• _EXERCISE TASK_:
All entries below are to be set down again, identical to the source.

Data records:

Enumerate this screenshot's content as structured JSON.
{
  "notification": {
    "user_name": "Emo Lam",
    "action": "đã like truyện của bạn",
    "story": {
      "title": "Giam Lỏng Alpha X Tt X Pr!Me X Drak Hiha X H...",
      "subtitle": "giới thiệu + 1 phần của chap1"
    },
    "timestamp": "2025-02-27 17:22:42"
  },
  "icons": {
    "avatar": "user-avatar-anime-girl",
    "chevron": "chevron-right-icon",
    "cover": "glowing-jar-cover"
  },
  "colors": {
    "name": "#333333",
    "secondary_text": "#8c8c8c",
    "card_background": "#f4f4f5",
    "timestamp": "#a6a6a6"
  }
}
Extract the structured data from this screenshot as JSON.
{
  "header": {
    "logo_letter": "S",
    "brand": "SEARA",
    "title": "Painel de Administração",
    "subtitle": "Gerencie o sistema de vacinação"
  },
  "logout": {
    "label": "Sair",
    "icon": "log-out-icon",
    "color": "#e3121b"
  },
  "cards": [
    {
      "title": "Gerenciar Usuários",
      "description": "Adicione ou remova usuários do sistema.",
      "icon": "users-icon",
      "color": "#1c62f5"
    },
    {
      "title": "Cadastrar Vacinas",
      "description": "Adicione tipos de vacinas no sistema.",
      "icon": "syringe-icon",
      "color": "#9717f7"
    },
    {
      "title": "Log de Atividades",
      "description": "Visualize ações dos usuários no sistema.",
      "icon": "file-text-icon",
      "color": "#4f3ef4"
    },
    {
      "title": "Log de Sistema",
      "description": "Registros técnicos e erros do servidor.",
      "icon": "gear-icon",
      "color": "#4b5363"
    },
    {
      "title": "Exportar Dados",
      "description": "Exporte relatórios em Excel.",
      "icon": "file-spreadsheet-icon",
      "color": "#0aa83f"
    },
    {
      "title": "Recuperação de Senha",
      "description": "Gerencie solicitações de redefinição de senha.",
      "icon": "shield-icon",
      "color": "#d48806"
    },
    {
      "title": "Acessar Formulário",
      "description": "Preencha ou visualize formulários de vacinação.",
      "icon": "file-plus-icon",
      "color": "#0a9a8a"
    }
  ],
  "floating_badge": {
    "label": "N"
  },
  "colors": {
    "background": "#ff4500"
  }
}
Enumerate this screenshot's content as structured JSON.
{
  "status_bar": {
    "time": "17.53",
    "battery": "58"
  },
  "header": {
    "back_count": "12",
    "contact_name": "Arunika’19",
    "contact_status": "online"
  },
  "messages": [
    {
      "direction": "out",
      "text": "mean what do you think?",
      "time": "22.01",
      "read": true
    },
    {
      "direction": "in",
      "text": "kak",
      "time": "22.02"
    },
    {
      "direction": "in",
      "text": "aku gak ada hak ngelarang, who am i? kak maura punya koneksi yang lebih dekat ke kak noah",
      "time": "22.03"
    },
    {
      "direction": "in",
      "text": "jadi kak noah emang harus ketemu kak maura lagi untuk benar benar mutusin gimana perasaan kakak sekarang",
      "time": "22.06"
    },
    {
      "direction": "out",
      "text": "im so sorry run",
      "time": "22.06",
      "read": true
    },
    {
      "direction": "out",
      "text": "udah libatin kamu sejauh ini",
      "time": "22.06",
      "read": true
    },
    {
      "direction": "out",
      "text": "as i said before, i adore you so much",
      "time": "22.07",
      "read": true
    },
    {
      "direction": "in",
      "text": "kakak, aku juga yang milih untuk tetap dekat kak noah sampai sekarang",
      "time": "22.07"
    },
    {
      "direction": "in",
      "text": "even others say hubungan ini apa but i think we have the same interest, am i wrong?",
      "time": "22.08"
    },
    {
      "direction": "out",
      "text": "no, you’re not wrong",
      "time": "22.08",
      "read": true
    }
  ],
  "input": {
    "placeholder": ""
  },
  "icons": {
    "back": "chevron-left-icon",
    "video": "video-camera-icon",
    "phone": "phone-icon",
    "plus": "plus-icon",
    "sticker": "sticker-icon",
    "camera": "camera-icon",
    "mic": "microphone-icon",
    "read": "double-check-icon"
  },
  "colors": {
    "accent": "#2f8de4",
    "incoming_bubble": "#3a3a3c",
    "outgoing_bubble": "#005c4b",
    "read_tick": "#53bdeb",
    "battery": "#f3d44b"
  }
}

• _SOLUTION_:
Enumerate this screenshot's content as structured JSON.
{
  "notification": {
    "user_name": "Emo Lam",
    "action": "đã like truyện của bạn",
    "story": {
      "title": "Giam Lỏng Alpha X Tt X Pr!Me X Drak Hiha X H...",
      "subtitle": "giới thiệu + 1 phần của chap1"
    },
    "timestamp": "2025-02-27 17:22:42"
  },
  "icons": {
    "avatar": "user-avatar-anime-girl",
    "chevron": "chevron-right-icon",
    "cover": "glowing-jar-cover"
  },
  "colors": {
    "name": "#333333",
    "secondary_text": "#8c8c8c",
    "card_background": "#f4f4f5",
    "timestamp": "#a6a6a6"
  }
}
Extract the structured data from this screenshot as JSON.
{
  "header": {
    "logo_letter": "S",
    "brand": "SEARA",
    "title": "Painel de Administração",
    "subtitle": "Gerencie o sistema de vacinação"
  },
  "logout": {
    "label": "Sair",
    "icon": "log-out-icon",
    "color": "#e3121b"
  },
  "cards": [
    {
      "title": "Gerenciar Usuários",
      "description": "Adicione ou remova usuários do sistema.",
      "icon": "users-icon",
      "color": "#1c62f5"
    },
    {
      "title": "Cadastrar Vacinas",
      "description": "Adicione tipos de vacinas no sistema.",
      "icon": "syringe-icon",
      "color": "#9717f7"
    },
    {
      "title": "Log de Atividades",
      "description": "Visualize ações dos usuários no sistema.",
      "icon": "file-text-icon",
      "color": "#4f3ef4"
    },
    {
      "title": "Log de Sistema",
      "description": "Registros técnicos e erros do servidor.",
      "icon": "gear-icon",
      "color": "#4b5363"
    },
    {
      "title": "Exportar Dados",
      "description": "Exporte relatórios em Excel.",
      "icon": "file-spreadsheet-icon",
      "color": "#0aa83f"
    },
    {
      "title": "Recuperação de Senha",
      "description": "Gerencie solicitações de redefinição de senha.",
      "icon": "shield-icon",
      "color": "#d48806"
    },
    {
      "title": "Acessar Formulário",
      "description": "Preencha ou visualize formulários de vacinação.",
      "icon": "file-plus-icon",
      "color": "#0a9a8a"
    }
  ],
  "floating_badge": {
    "label": "N"
  },
  "colors": {
    "background": "#ff4500"
  }
}
Enumerate this screenshot's content as structured JSON.
{
  "status_bar": {
    "time": "17.53",
    "battery": "58"
  },
  "header": {
    "back_count": "12",
    "contact_name": "Arunika’19",
    "contact_status": "online"
  },
  "messages": [
    {
      "direction": "out",
      "text": "mean what do you think?",
      "time": "22.01",
      "read": true
    },
    {
      "direction": "in",
      "text": "kak",
      "time": "22.02"
    },
    {
      "direction": "in",
      "text": "aku gak ada hak ngelarang, who am i? kak maura punya koneksi yang lebih dekat ke kak noah",
      "time": "22.03"
    },
    {
      "direction": "in",
      "text": "jadi kak noah emang harus ketemu kak maura lagi untuk benar benar mutusin gimana perasaan kakak sekarang",
      "time": "22.06"
    },
    {
      "direction": "out",
      "text": "im so sorry run",
      "time": "22.06",
      "read": true
    },
    {
      "direction": "out",
      "text": "udah libatin kamu sejauh ini",
      "time": "22.06",
      "read": true
    },
    {
      "direction": "out",
      "text": "as i said before, i adore you so much",
      "time": "22.07",
      "read": true
    },
    {
      "direction": "in",
      "text": "kakak, aku juga yang milih untuk tetap dekat kak noah sampai sekarang",
      "time": "22.07"
    },
    {
      "direction": "in",
      "text": "even others say hubungan ini apa but i think we have the same interest, am i wrong?",
      "time": "22.08"
    },
    {
      "direction": "out",
      "text": "no, you’re not wrong",
      "time": "22.08",
      "read": true
    }
  ],
  "input": {
    "placeholder": ""
  },
  "icons": {
    "back": "chevron-left-icon",
    "video": "video-camera-icon",
    "phone": "phone-icon",
    "plus": "plus-icon",
    "sticker": "sticker-icon",
    "camera": "camera-icon",
    "mic": "microphone-icon",
    "read": "double-check-icon"
  },
  "colors": {
    "accent": "#2f8de4",
    "incoming_bubble": "#3a3a3c",
    "outgoing_bubble": "#005c4b",
    "read_tick": "#53bdeb",
    "battery": "#f3d44b"
  }
}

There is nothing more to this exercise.